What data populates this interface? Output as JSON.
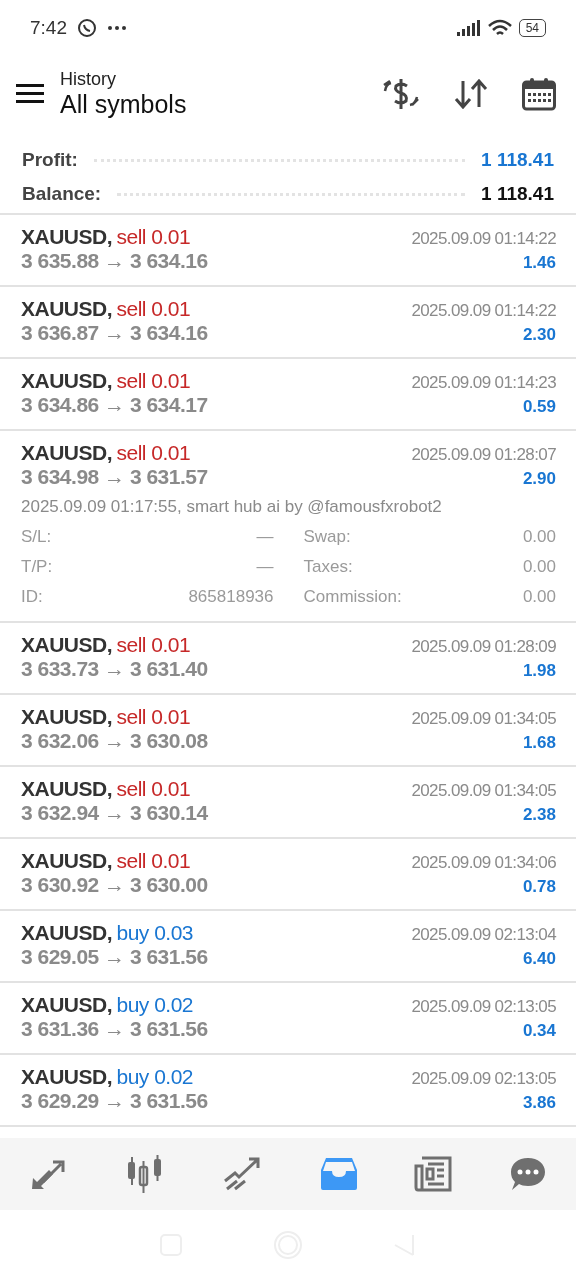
{
  "status_bar": {
    "time": "7:42",
    "battery": "54"
  },
  "header": {
    "subtitle": "History",
    "title": "All symbols"
  },
  "summary": [
    {
      "label": "Profit:",
      "value": "1 118.41",
      "kind": "profit"
    },
    {
      "label": "Balance:",
      "value": "1 118.41",
      "kind": "balance"
    }
  ],
  "deals": [
    {
      "symbol": "XAUUSD,",
      "side": "sell",
      "volume": "0.01",
      "prices": "3 635.88 → 3 634.16",
      "time": "2025.09.09 01:14:22",
      "profit": "1.46",
      "expanded": false
    },
    {
      "symbol": "XAUUSD,",
      "side": "sell",
      "volume": "0.01",
      "prices": "3 636.87 → 3 634.16",
      "time": "2025.09.09 01:14:22",
      "profit": "2.30",
      "expanded": false
    },
    {
      "symbol": "XAUUSD,",
      "side": "sell",
      "volume": "0.01",
      "prices": "3 634.86 → 3 634.17",
      "time": "2025.09.09 01:14:23",
      "profit": "0.59",
      "expanded": false
    },
    {
      "symbol": "XAUUSD,",
      "side": "sell",
      "volume": "0.01",
      "prices": "3 634.98 → 3 631.57",
      "time": "2025.09.09 01:28:07",
      "profit": "2.90",
      "expanded": true,
      "details": {
        "comment": "2025.09.09 01:17:55, smart hub ai by @famousfxrobot2",
        "fields": [
          {
            "label": "S/L:",
            "value": "—"
          },
          {
            "label": "Swap:",
            "value": "0.00"
          },
          {
            "label": "T/P:",
            "value": "—"
          },
          {
            "label": "Taxes:",
            "value": "0.00"
          },
          {
            "label": "ID:",
            "value": "865818936"
          },
          {
            "label": "Commission:",
            "value": "0.00"
          }
        ]
      }
    },
    {
      "symbol": "XAUUSD,",
      "side": "sell",
      "volume": "0.01",
      "prices": "3 633.73 → 3 631.40",
      "time": "2025.09.09 01:28:09",
      "profit": "1.98",
      "expanded": false
    },
    {
      "symbol": "XAUUSD,",
      "side": "sell",
      "volume": "0.01",
      "prices": "3 632.06 → 3 630.08",
      "time": "2025.09.09 01:34:05",
      "profit": "1.68",
      "expanded": false
    },
    {
      "symbol": "XAUUSD,",
      "side": "sell",
      "volume": "0.01",
      "prices": "3 632.94 → 3 630.14",
      "time": "2025.09.09 01:34:05",
      "profit": "2.38",
      "expanded": false
    },
    {
      "symbol": "XAUUSD,",
      "side": "sell",
      "volume": "0.01",
      "prices": "3 630.92 → 3 630.00",
      "time": "2025.09.09 01:34:06",
      "profit": "0.78",
      "expanded": false
    },
    {
      "symbol": "XAUUSD,",
      "side": "buy",
      "volume": "0.03",
      "prices": "3 629.05 → 3 631.56",
      "time": "2025.09.09 02:13:04",
      "profit": "6.40",
      "expanded": false
    },
    {
      "symbol": "XAUUSD,",
      "side": "buy",
      "volume": "0.02",
      "prices": "3 631.36 → 3 631.56",
      "time": "2025.09.09 02:13:05",
      "profit": "0.34",
      "expanded": false
    },
    {
      "symbol": "XAUUSD,",
      "side": "buy",
      "volume": "0.02",
      "prices": "3 629.29 → 3 631.56",
      "time": "2025.09.09 02:13:05",
      "profit": "3.86",
      "expanded": false
    }
  ],
  "bottom_nav": [
    {
      "kind": "quotes",
      "selected": false
    },
    {
      "kind": "chart",
      "selected": false
    },
    {
      "kind": "trade",
      "selected": false
    },
    {
      "kind": "history",
      "selected": true
    },
    {
      "kind": "news",
      "selected": false
    },
    {
      "kind": "chat",
      "selected": false
    }
  ]
}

## Aim
Every line of the material is to be quoted exactly, with no pictures carried over.

## Answer for the task
What data populates this interface? Output as JSON.
{
  "status_bar": {
    "time": "7:42",
    "battery": "54"
  },
  "header": {
    "subtitle": "History",
    "title": "All symbols"
  },
  "summary": [
    {
      "label": "Profit:",
      "value": "1 118.41",
      "kind": "profit"
    },
    {
      "label": "Balance:",
      "value": "1 118.41",
      "kind": "balance"
    }
  ],
  "deals": [
    {
      "symbol": "XAUUSD,",
      "side": "sell",
      "volume": "0.01",
      "prices": "3 635.88 → 3 634.16",
      "time": "2025.09.09 01:14:22",
      "profit": "1.46",
      "expanded": false
    },
    {
      "symbol": "XAUUSD,",
      "side": "sell",
      "volume": "0.01",
      "prices": "3 636.87 → 3 634.16",
      "time": "2025.09.09 01:14:22",
      "profit": "2.30",
      "expanded": false
    },
    {
      "symbol": "XAUUSD,",
      "side": "sell",
      "volume": "0.01",
      "prices": "3 634.86 → 3 634.17",
      "time": "2025.09.09 01:14:23",
      "profit": "0.59",
      "expanded": false
    },
    {
      "symbol": "XAUUSD,",
      "side": "sell",
      "volume": "0.01",
      "prices": "3 634.98 → 3 631.57",
      "time": "2025.09.09 01:28:07",
      "profit": "2.90",
      "expanded": true,
      "details": {
        "comment": "2025.09.09 01:17:55, smart hub ai by @famousfxrobot2",
        "fields": [
          {
            "label": "S/L:",
            "value": "—"
          },
          {
            "label": "Swap:",
            "value": "0.00"
          },
          {
            "label": "T/P:",
            "value": "—"
          },
          {
            "label": "Taxes:",
            "value": "0.00"
          },
          {
            "label": "ID:",
            "value": "865818936"
          },
          {
            "label": "Commission:",
            "value": "0.00"
          }
        ]
      }
    },
    {
      "symbol": "XAUUSD,",
      "side": "sell",
      "volume": "0.01",
      "prices": "3 633.73 → 3 631.40",
      "time": "2025.09.09 01:28:09",
      "profit": "1.98",
      "expanded": false
    },
    {
      "symbol": "XAUUSD,",
      "side": "sell",
      "volume": "0.01",
      "prices": "3 632.06 → 3 630.08",
      "time": "2025.09.09 01:34:05",
      "profit": "1.68",
      "expanded": false
    },
    {
      "symbol": "XAUUSD,",
      "side": "sell",
      "volume": "0.01",
      "prices": "3 632.94 → 3 630.14",
      "time": "2025.09.09 01:34:05",
      "profit": "2.38",
      "expanded": false
    },
    {
      "symbol": "XAUUSD,",
      "side": "sell",
      "volume": "0.01",
      "prices": "3 630.92 → 3 630.00",
      "time": "2025.09.09 01:34:06",
      "profit": "0.78",
      "expanded": false
    },
    {
      "symbol": "XAUUSD,",
      "side": "buy",
      "volume": "0.03",
      "prices": "3 629.05 → 3 631.56",
      "time": "2025.09.09 02:13:04",
      "profit": "6.40",
      "expanded": false
    },
    {
      "symbol": "XAUUSD,",
      "side": "buy",
      "volume": "0.02",
      "prices": "3 631.36 → 3 631.56",
      "time": "2025.09.09 02:13:05",
      "profit": "0.34",
      "expanded": false
    },
    {
      "symbol": "XAUUSD,",
      "side": "buy",
      "volume": "0.02",
      "prices": "3 629.29 → 3 631.56",
      "time": "2025.09.09 02:13:05",
      "profit": "3.86",
      "expanded": false
    }
  ],
  "bottom_nav": [
    {
      "kind": "quotes",
      "selected": false
    },
    {
      "kind": "chart",
      "selected": false
    },
    {
      "kind": "trade",
      "selected": false
    },
    {
      "kind": "history",
      "selected": true
    },
    {
      "kind": "news",
      "selected": false
    },
    {
      "kind": "chat",
      "selected": false
    }
  ]
}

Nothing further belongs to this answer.